Stored records
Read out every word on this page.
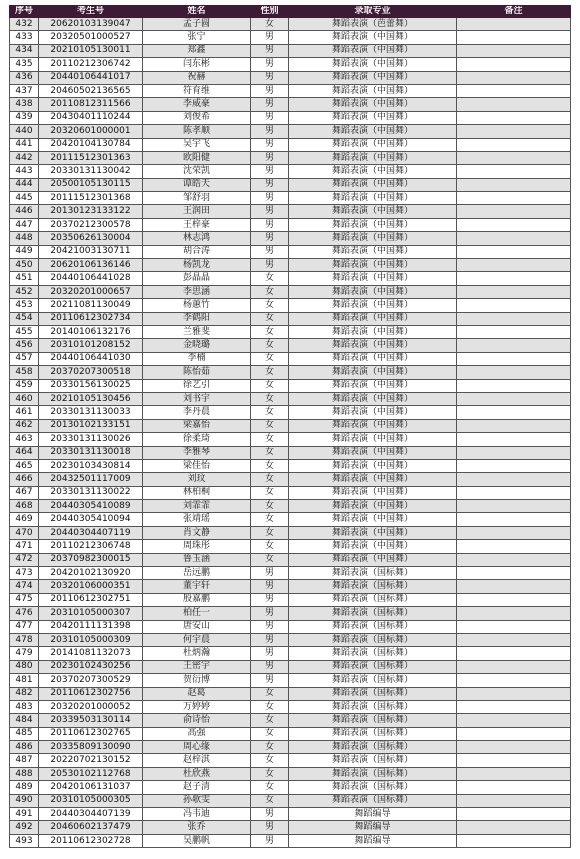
序号	考生号	姓名	性别	录取专业	备注
432	20620103139047	孟子圆	女	舞蹈表演（芭蕾舞）	
433	20320501000527	张宁	男	舞蹈表演（中国舞）	
434	20210105130011	郑鑫	男	舞蹈表演（中国舞）	
435	20110212306742	闫东彬	男	舞蹈表演（中国舞）	
436	20440106441017	祝赫	男	舞蹈表演（中国舞）	
437	20460502136565	符育维	男	舞蹈表演（中国舞）	
438	20110812311566	李威豪	男	舞蹈表演（中国舞）	
439	20430401110244	刘俊希	男	舞蹈表演（中国舞）	
440	20320601000001	陈孝顺	男	舞蹈表演（中国舞）	
441	20420104130784	吴宇飞	男	舞蹈表演（中国舞）	
442	20111512301363	欧阳健	男	舞蹈表演（中国舞）	
443	20330131130042	沈荣凯	男	舞蹈表演（中国舞）	
444	20500105130115	谭皓天	男	舞蹈表演（中国舞）	
445	20111512301368	邹舒羽	男	舞蹈表演（中国舞）	
446	20130123133122	王润田	男	舞蹈表演（中国舞）	
447	20370212300578	王梓豪	男	舞蹈表演（中国舞）	
448	20350626130004	林志鸿	男	舞蹈表演（中国舞）	
449	20421003130711	胡合涛	男	舞蹈表演（中国舞）	
450	20620106136146	杨凯龙	男	舞蹈表演（中国舞）	
451	20440106441028	彭晶晶	女	舞蹈表演（中国舞）	
452	20320201000657	李思涵	女	舞蹈表演（中国舞）	
453	20211081130049	杨蕙竹	女	舞蹈表演（中国舞）	
454	20110612302734	李鹤阳	女	舞蹈表演（中国舞）	
455	20140106132176	兰雅斐	女	舞蹈表演（中国舞）	
456	20310101208152	金晓璐	女	舞蹈表演（中国舞）	
457	20440106441030	李楠	女	舞蹈表演（中国舞）	
458	20370207300518	陈怡茹	女	舞蹈表演（中国舞）	
459	20330156130025	徐艺引	女	舞蹈表演（中国舞）	
460	20210105130456	刘书宇	女	舞蹈表演（中国舞）	
461	20330131130033	李丹晨	女	舞蹈表演（中国舞）	
462	20130102133151	梁嘉怡	女	舞蹈表演（中国舞）	
463	20330131130026	徐柔琦	女	舞蹈表演（中国舞）	
464	20330131130018	李雅琴	女	舞蹈表演（中国舞）	
465	20230103430814	梁佳怡	女	舞蹈表演（中国舞）	
466	20432501117009	刘玟	女	舞蹈表演（中国舞）	
467	20330131130022	林柏桐	女	舞蹈表演（中国舞）	
468	20440305410089	刘霏霏	女	舞蹈表演（中国舞）	
469	20440305410094	张靖瑶	女	舞蹈表演（中国舞）	
470	20440304407119	肖文静	女	舞蹈表演（中国舞）	
471	20110212306748	周珠彤	女	舞蹈表演（中国舞）	
472	20370982300015	鲁玉涵	女	舞蹈表演（中国舞）	
473	20420102130920	岳远鹏	男	舞蹈表演（国标舞）	
474	20320106000351	董宇轩	男	舞蹈表演（国标舞）	
475	20110612302751	殷嘉鹏	男	舞蹈表演（国标舞）	
476	20310105000307	柏任一	男	舞蹈表演（国标舞）	
477	20420111131398	唐安山	男	舞蹈表演（国标舞）	
478	20310105000309	何宇晨	男	舞蹈表演（国标舞）	
479	20141081132073	杜炳瀚	男	舞蹈表演（国标舞）	
480	20230102430256	王密宇	男	舞蹈表演（国标舞）	
481	20370207300529	贺衍博	男	舞蹈表演（国标舞）	
482	20110612302756	赵葛	女	舞蹈表演（国标舞）	
483	20320201000052	万婷婷	女	舞蹈表演（国标舞）	
484	20339503130114	俞诗怡	女	舞蹈表演（国标舞）	
485	20110612302765	高强	女	舞蹈表演（国标舞）	
486	20335809130090	周心缘	女	舞蹈表演（国标舞）	
487	20220702130152	赵梓淇	女	舞蹈表演（国标舞）	
488	20530102112768	杜欣燕	女	舞蹈表演（国标舞）	
489	20420106131037	赵子清	女	舞蹈表演（国标舞）	
490	20310105000305	孙歌雯	女	舞蹈表演（国标舞）	
491	20440304407139	冯韦迪	男	舞蹈编导	
492	20460602137479	张乔	男	舞蹈编导	
493	20110612302728	吴鹏帆	男	舞蹈编导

#### TASK DETAILS
Output the records above exactly as they are, leaving out the pictures.

#### PROBLEM SOLUTION
Read out every word on this page.
序号	考生号	姓名	性别	录取专业	备注
432	20620103139047	孟子圆	女	舞蹈表演（芭蕾舞）	
433	20320501000527	张宁	男	舞蹈表演（中国舞）	
434	20210105130011	郑鑫	男	舞蹈表演（中国舞）	
435	20110212306742	闫东彬	男	舞蹈表演（中国舞）	
436	20440106441017	祝赫	男	舞蹈表演（中国舞）	
437	20460502136565	符育维	男	舞蹈表演（中国舞）	
438	20110812311566	李威豪	男	舞蹈表演（中国舞）	
439	20430401110244	刘俊希	男	舞蹈表演（中国舞）	
440	20320601000001	陈孝顺	男	舞蹈表演（中国舞）	
441	20420104130784	吴宇飞	男	舞蹈表演（中国舞）	
442	20111512301363	欧阳健	男	舞蹈表演（中国舞）	
443	20330131130042	沈荣凯	男	舞蹈表演（中国舞）	
444	20500105130115	谭皓天	男	舞蹈表演（中国舞）	
445	20111512301368	邹舒羽	男	舞蹈表演（中国舞）	
446	20130123133122	王润田	男	舞蹈表演（中国舞）	
447	20370212300578	王梓豪	男	舞蹈表演（中国舞）	
448	20350626130004	林志鸿	男	舞蹈表演（中国舞）	
449	20421003130711	胡合涛	男	舞蹈表演（中国舞）	
450	20620106136146	杨凯龙	男	舞蹈表演（中国舞）	
451	20440106441028	彭晶晶	女	舞蹈表演（中国舞）	
452	20320201000657	李思涵	女	舞蹈表演（中国舞）	
453	20211081130049	杨蕙竹	女	舞蹈表演（中国舞）	
454	20110612302734	李鹤阳	女	舞蹈表演（中国舞）	
455	20140106132176	兰雅斐	女	舞蹈表演（中国舞）	
456	20310101208152	金晓璐	女	舞蹈表演（中国舞）	
457	20440106441030	李楠	女	舞蹈表演（中国舞）	
458	20370207300518	陈怡茹	女	舞蹈表演（中国舞）	
459	20330156130025	徐艺引	女	舞蹈表演（中国舞）	
460	20210105130456	刘书宇	女	舞蹈表演（中国舞）	
461	20330131130033	李丹晨	女	舞蹈表演（中国舞）	
462	20130102133151	梁嘉怡	女	舞蹈表演（中国舞）	
463	20330131130026	徐柔琦	女	舞蹈表演（中国舞）	
464	20330131130018	李雅琴	女	舞蹈表演（中国舞）	
465	20230103430814	梁佳怡	女	舞蹈表演（中国舞）	
466	20432501117009	刘玟	女	舞蹈表演（中国舞）	
467	20330131130022	林柏桐	女	舞蹈表演（中国舞）	
468	20440305410089	刘霏霏	女	舞蹈表演（中国舞）	
469	20440305410094	张靖瑶	女	舞蹈表演（中国舞）	
470	20440304407119	肖文静	女	舞蹈表演（中国舞）	
471	20110212306748	周珠彤	女	舞蹈表演（中国舞）	
472	20370982300015	鲁玉涵	女	舞蹈表演（中国舞）	
473	20420102130920	岳远鹏	男	舞蹈表演（国标舞）	
474	20320106000351	董宇轩	男	舞蹈表演（国标舞）	
475	20110612302751	殷嘉鹏	男	舞蹈表演（国标舞）	
476	20310105000307	柏任一	男	舞蹈表演（国标舞）	
477	20420111131398	唐安山	男	舞蹈表演（国标舞）	
478	20310105000309	何宇晨	男	舞蹈表演（国标舞）	
479	20141081132073	杜炳瀚	男	舞蹈表演（国标舞）	
480	20230102430256	王密宇	男	舞蹈表演（国标舞）	
481	20370207300529	贺衍博	男	舞蹈表演（国标舞）	
482	20110612302756	赵葛	女	舞蹈表演（国标舞）	
483	20320201000052	万婷婷	女	舞蹈表演（国标舞）	
484	20339503130114	俞诗怡	女	舞蹈表演（国标舞）	
485	20110612302765	高强	女	舞蹈表演（国标舞）	
486	20335809130090	周心缘	女	舞蹈表演（国标舞）	
487	20220702130152	赵梓淇	女	舞蹈表演（国标舞）	
488	20530102112768	杜欣燕	女	舞蹈表演（国标舞）	
489	20420106131037	赵子清	女	舞蹈表演（国标舞）	
490	20310105000305	孙歌雯	女	舞蹈表演（国标舞）	
491	20440304407139	冯韦迪	男	舞蹈编导	
492	20460602137479	张乔	男	舞蹈编导	
493	20110612302728	吴鹏帆	男	舞蹈编导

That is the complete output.